Find every line in the records below that contains the word "buttons", and copy each such line.
## START Supplied data
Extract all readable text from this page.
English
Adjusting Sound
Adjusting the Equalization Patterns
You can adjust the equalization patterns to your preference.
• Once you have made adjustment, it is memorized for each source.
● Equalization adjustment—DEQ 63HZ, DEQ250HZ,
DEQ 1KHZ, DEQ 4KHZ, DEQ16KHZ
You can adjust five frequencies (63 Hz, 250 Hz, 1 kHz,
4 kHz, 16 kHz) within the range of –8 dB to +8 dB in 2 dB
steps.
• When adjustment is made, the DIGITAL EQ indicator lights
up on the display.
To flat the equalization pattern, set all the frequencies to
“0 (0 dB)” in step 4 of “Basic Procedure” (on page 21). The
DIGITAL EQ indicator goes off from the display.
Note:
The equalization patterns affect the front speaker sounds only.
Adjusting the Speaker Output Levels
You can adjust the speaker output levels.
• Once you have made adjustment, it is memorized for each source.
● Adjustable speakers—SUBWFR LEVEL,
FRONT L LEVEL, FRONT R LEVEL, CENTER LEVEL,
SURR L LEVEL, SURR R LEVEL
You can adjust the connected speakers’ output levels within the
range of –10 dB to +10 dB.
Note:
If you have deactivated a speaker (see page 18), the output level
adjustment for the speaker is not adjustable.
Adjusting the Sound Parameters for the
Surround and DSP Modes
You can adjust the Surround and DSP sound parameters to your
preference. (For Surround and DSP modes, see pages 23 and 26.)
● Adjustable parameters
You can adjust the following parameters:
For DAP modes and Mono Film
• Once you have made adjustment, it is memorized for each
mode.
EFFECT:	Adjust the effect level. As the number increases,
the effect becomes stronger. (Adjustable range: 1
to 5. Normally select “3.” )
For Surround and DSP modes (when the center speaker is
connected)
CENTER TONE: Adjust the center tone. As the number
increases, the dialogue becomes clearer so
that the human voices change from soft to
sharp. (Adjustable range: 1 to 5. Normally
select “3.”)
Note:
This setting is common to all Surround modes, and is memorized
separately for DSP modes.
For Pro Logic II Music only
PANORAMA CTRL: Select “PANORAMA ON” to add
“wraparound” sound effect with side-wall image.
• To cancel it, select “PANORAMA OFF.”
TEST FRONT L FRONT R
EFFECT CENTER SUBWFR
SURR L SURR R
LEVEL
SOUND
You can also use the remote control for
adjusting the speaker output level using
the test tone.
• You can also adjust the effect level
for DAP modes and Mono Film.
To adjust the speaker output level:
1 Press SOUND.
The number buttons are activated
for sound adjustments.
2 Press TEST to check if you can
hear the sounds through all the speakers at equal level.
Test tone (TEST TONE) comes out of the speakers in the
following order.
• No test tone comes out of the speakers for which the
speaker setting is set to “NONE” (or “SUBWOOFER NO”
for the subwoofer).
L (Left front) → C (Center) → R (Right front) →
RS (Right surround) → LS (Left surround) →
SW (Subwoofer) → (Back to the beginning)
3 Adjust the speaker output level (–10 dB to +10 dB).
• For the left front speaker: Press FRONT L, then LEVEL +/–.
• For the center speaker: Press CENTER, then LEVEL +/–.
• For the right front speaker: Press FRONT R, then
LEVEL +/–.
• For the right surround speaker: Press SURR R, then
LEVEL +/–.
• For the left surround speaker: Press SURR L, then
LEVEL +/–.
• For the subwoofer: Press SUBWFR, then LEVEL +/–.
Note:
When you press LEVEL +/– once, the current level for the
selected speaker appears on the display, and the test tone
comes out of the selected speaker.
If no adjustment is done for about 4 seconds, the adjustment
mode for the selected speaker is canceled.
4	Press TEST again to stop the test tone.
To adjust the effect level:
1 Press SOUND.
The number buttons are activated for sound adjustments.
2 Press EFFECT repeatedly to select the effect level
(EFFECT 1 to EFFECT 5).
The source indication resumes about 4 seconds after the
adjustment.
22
## END Supplied data
_Completed task_
The number buttons are activated
The number buttons are activated for sound adjustments.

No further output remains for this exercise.